■ **PROVIDED DATA**:
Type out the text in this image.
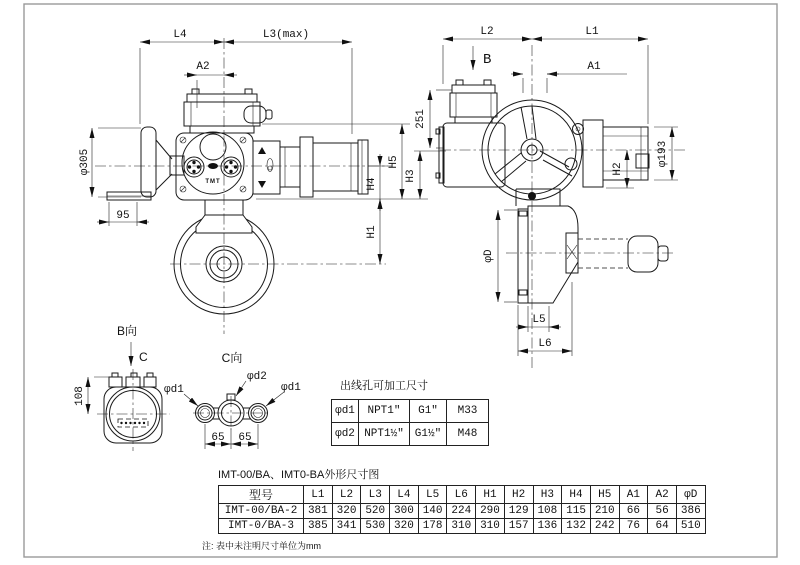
TMT
L4	L3(max)
A2
φ305
95
H4
H1
H5
H3
L2	L1
B	A1
251
φ193
H2
φD
L5
L6
B向
C
108
C向
φd2
φd1
φd1
65 65
出线孔可加工尺寸
φd1	NPT1″	G1″	M33
φd2	NPT1½″	G1½″	M48
IMT-00/BA、IMT0-BA外形尺寸图
型号	L1	L2	L3	L4	L5	L6	H1	H2	H3	H4	H5	A1	A2	φD
IMT-00/BA-2	381	320	520	300	140	224	290	129	108	115	210	66	56	386
IMT-0/BA-3	385	341	530	320	178	310	310	157	136	132	242	76	64	510
注: 表中未注明尺寸单位为mm
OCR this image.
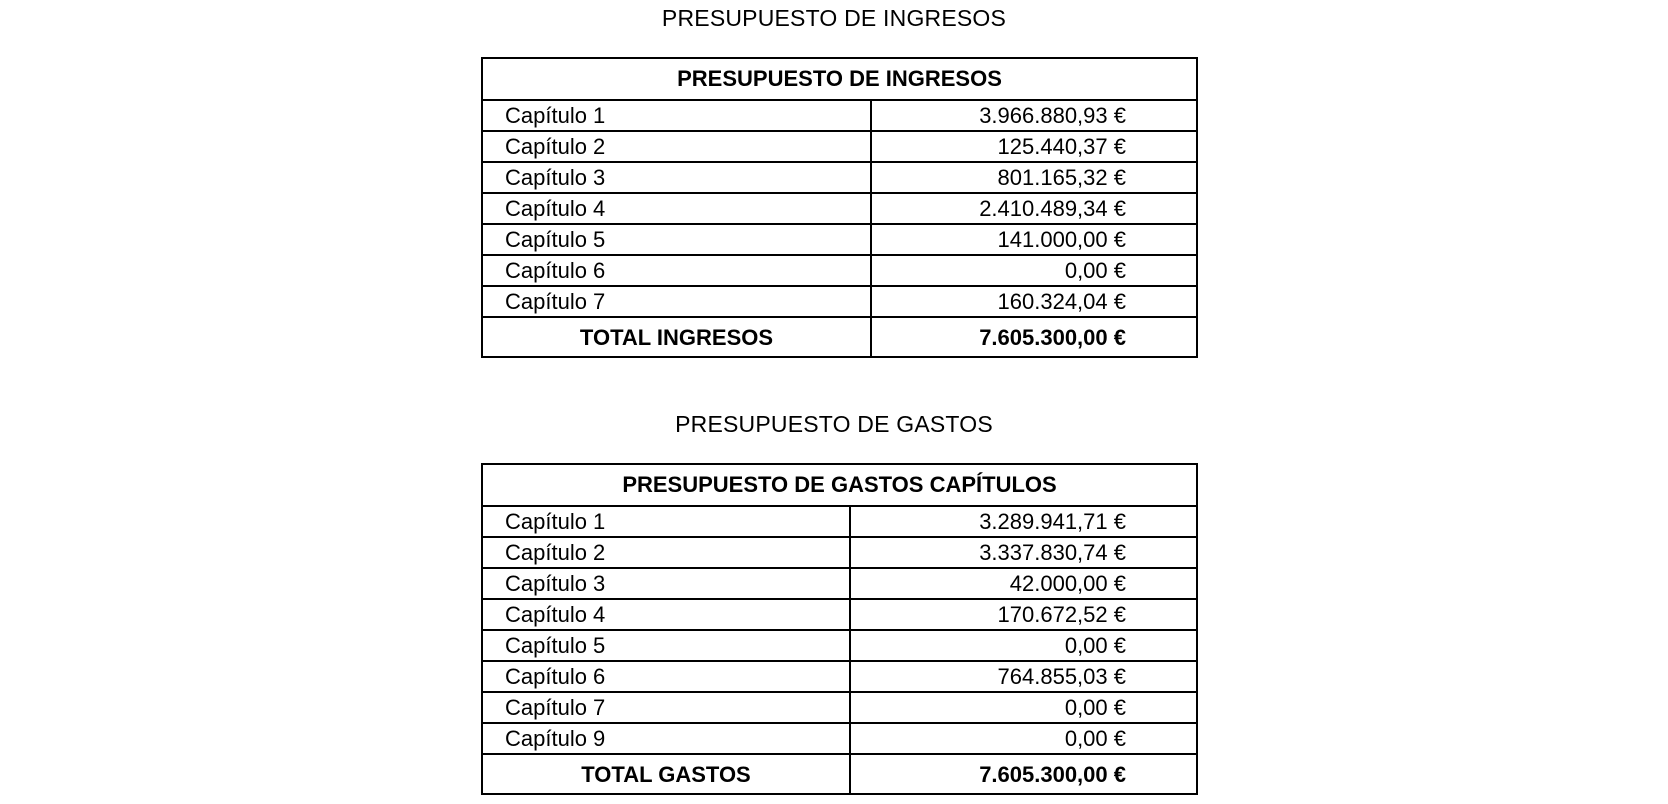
PRESUPUESTO DE INGRESOS
PRESUPUESTO DE INGRESOS	
Capítulo 1	3.966.880,93 €
Capítulo 2	125.440,37 €
Capítulo 3	801.165,32 €
Capítulo 4	2.410.489,34 €
Capítulo 5	141.000,00 €
Capítulo 6	0,00 €
Capítulo 7	160.324,04 €
TOTAL INGRESOS	7.605.300,00 €
PRESUPUESTO DE GASTOS
PRESUPUESTO DE GASTOS CAPÍTULOS	
Capítulo 1	3.289.941,71 €
Capítulo 2	3.337.830,74 €
Capítulo 3	42.000,00 €
Capítulo 4	170.672,52 €
Capítulo 5	0,00 €
Capítulo 6	764.855,03 €
Capítulo 7	0,00 €
Capítulo 9	0,00 €
TOTAL GASTOS	7.605.300,00 €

■ **WHAT YOU HAVE TO DO**:
Drop the images and quote the entries word for word.

■ **THE SOLUTION**:
Type out the text in this image.
TMT
L4	L3(max)
A2
φ305
95
H4
H1
H5
H3
L2	L1
B	A1
251
φ193
H2
φD
L5
L6
B向
C
108
C向
φd2
φd1
φd1
65 65
出线孔可加工尺寸
φd1	NPT1″	G1″	M33
φd2	NPT1½″	G1½″	M48
IMT-00/BA、IMT0-BA外形尺寸图
型号	L1	L2	L3	L4	L5	L6	H1	H2	H3	H4	H5	A1	A2	φD
IMT-00/BA-2	381	320	520	300	140	224	290	129	108	115	210	66	56	386
IMT-0/BA-3	385	341	530	320	178	310	310	157	136	132	242	76	64	510
注: 表中未注明尺寸单位为mm
OCR this image.
PRESUPUESTO DE INGRESOS
PRESUPUESTO DE INGRESOS	
Capítulo 1	3.966.880,93 €
Capítulo 2	125.440,37 €
Capítulo 3	801.165,32 €
Capítulo 4	2.410.489,34 €
Capítulo 5	141.000,00 €
Capítulo 6	0,00 €
Capítulo 7	160.324,04 €
TOTAL INGRESOS	7.605.300,00 €
PRESUPUESTO DE GASTOS
PRESUPUESTO DE GASTOS CAPÍTULOS	
Capítulo 1	3.289.941,71 €
Capítulo 2	3.337.830,74 €
Capítulo 3	42.000,00 €
Capítulo 4	170.672,52 €
Capítulo 5	0,00 €
Capítulo 6	764.855,03 €
Capítulo 7	0,00 €
Capítulo 9	0,00 €
TOTAL GASTOS	7.605.300,00 €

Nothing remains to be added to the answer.